Begin

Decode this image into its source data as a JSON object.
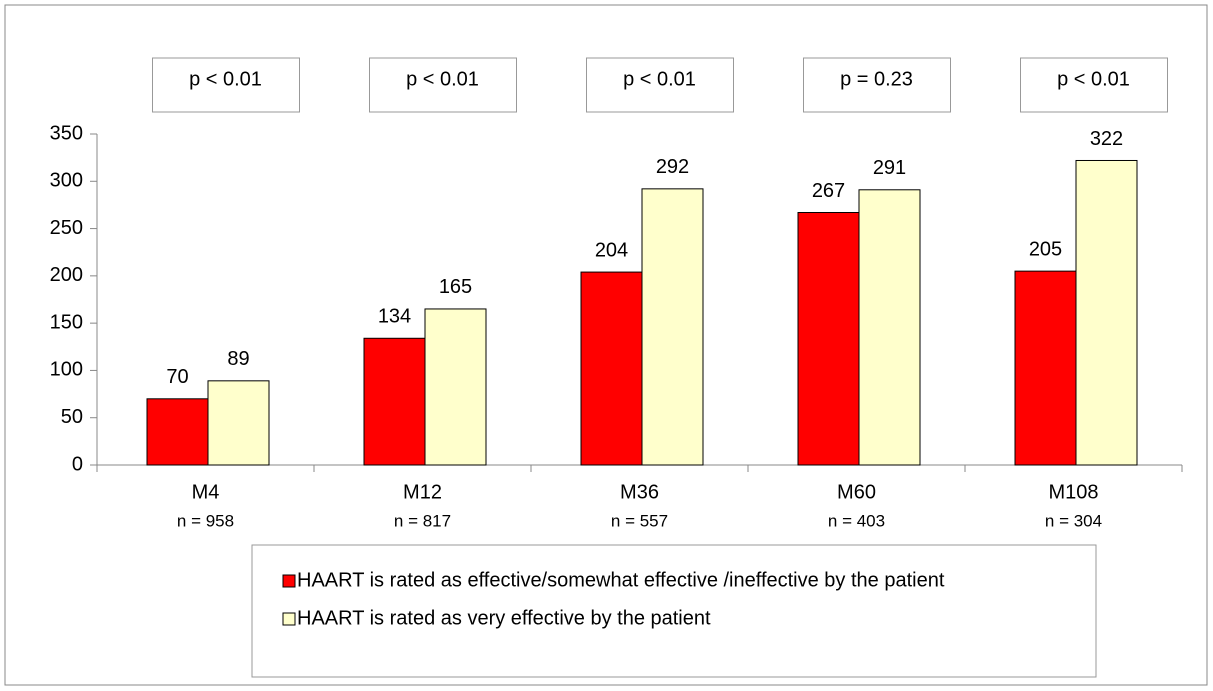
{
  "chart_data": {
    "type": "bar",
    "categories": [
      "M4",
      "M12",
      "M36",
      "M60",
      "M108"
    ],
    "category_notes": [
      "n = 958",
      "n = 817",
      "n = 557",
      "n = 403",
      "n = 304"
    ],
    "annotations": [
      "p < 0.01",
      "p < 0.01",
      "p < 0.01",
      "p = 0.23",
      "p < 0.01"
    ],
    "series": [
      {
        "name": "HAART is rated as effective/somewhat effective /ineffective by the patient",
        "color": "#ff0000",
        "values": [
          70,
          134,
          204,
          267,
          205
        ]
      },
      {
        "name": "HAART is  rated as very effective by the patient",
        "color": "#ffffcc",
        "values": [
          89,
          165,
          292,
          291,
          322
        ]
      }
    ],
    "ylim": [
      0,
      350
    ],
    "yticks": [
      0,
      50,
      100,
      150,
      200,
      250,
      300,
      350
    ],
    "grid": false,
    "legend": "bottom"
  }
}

End
Begin

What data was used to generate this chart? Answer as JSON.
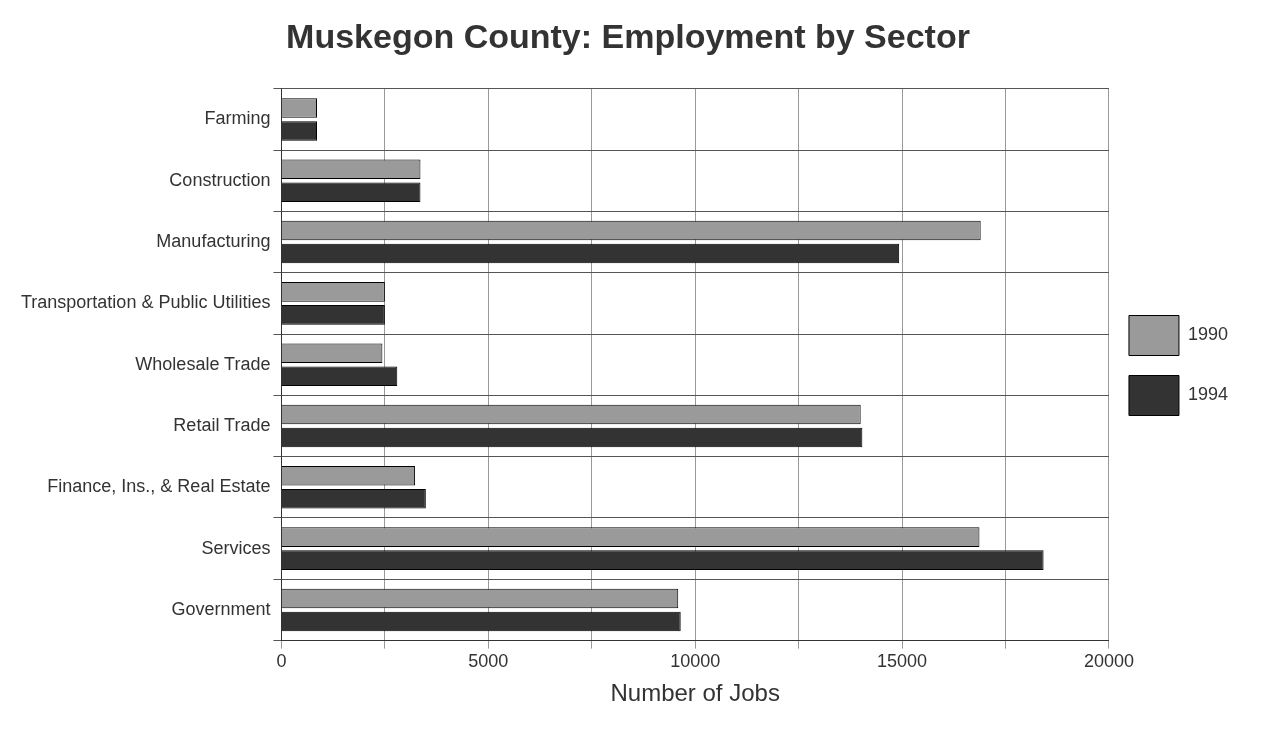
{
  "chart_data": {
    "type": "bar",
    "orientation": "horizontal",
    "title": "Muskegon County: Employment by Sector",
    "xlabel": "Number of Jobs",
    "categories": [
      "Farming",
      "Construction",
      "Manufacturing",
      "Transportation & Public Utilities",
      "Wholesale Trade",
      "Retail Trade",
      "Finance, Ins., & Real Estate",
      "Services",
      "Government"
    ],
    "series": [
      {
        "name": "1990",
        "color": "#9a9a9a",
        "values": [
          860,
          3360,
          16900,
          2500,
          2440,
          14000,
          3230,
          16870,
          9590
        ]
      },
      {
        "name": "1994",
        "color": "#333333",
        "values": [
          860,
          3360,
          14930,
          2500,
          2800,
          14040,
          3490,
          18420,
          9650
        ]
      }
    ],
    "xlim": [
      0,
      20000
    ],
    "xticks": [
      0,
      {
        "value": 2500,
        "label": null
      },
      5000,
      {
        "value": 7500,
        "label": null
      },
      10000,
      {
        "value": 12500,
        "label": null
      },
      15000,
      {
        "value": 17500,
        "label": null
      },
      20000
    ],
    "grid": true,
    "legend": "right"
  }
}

End
Begin

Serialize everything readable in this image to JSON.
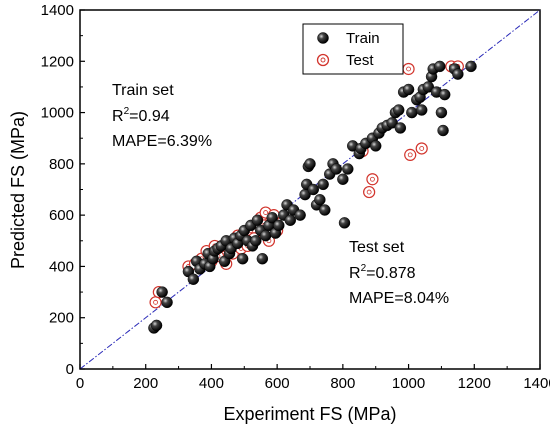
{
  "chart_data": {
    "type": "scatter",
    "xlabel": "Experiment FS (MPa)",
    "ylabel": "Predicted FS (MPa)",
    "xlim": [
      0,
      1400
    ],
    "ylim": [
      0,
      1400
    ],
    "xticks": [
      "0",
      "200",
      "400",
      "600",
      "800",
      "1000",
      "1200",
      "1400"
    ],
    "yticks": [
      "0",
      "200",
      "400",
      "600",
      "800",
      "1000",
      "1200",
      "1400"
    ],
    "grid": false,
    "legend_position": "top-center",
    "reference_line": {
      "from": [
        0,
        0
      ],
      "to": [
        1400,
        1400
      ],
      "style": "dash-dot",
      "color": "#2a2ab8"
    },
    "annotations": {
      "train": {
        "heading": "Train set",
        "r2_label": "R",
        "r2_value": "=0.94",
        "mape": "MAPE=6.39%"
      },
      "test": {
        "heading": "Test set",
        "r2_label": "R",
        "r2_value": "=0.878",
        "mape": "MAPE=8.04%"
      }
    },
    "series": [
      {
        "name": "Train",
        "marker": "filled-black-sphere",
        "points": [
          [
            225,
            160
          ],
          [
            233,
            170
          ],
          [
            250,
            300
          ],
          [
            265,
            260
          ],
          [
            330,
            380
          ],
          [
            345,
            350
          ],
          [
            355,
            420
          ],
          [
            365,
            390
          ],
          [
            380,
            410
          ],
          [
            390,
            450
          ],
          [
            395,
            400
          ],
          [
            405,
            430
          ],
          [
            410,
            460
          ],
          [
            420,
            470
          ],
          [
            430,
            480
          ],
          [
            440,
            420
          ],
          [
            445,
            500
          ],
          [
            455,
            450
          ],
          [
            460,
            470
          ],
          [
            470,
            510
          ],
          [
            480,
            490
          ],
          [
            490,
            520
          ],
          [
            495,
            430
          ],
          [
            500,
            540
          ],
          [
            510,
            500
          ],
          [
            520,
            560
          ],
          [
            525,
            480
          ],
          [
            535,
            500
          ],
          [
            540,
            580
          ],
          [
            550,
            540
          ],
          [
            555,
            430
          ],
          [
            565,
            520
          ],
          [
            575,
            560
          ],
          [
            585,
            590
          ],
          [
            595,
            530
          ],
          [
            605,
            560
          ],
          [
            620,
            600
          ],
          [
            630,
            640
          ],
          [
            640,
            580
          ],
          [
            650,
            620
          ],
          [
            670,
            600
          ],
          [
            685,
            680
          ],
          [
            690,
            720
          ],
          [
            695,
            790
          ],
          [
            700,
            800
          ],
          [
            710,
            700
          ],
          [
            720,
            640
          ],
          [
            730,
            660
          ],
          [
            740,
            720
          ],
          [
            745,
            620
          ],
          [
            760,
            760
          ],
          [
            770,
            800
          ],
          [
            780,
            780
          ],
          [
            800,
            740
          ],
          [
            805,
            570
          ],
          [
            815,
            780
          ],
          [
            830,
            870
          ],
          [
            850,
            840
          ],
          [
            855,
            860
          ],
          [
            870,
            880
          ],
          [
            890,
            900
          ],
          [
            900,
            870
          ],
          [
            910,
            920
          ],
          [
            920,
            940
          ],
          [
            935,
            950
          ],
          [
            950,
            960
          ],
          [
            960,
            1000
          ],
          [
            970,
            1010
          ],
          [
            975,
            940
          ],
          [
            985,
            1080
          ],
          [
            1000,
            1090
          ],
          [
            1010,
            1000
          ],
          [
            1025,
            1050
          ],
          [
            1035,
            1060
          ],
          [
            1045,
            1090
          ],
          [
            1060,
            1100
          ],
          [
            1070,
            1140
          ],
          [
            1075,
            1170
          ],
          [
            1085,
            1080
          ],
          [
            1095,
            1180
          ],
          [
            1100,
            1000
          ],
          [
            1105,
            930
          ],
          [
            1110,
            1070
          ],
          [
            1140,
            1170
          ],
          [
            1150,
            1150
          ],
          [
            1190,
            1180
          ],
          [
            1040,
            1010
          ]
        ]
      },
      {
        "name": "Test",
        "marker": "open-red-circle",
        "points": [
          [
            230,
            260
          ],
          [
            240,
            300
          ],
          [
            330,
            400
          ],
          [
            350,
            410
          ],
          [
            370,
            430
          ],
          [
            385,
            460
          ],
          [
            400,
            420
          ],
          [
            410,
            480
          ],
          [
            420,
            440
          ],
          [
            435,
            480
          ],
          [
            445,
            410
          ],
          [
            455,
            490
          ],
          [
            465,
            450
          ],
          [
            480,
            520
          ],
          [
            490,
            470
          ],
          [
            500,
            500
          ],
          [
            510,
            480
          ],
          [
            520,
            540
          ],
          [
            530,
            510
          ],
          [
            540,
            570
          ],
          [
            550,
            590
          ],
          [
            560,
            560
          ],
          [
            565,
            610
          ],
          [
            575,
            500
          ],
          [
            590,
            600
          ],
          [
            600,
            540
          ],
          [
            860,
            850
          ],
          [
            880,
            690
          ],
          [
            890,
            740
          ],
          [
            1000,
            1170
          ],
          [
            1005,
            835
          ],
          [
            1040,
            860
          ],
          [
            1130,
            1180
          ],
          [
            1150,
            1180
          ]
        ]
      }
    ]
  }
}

End

## Written instruction
Lines in the records that hold the word "rated" are to be counted; give only the total.

## Final answer
2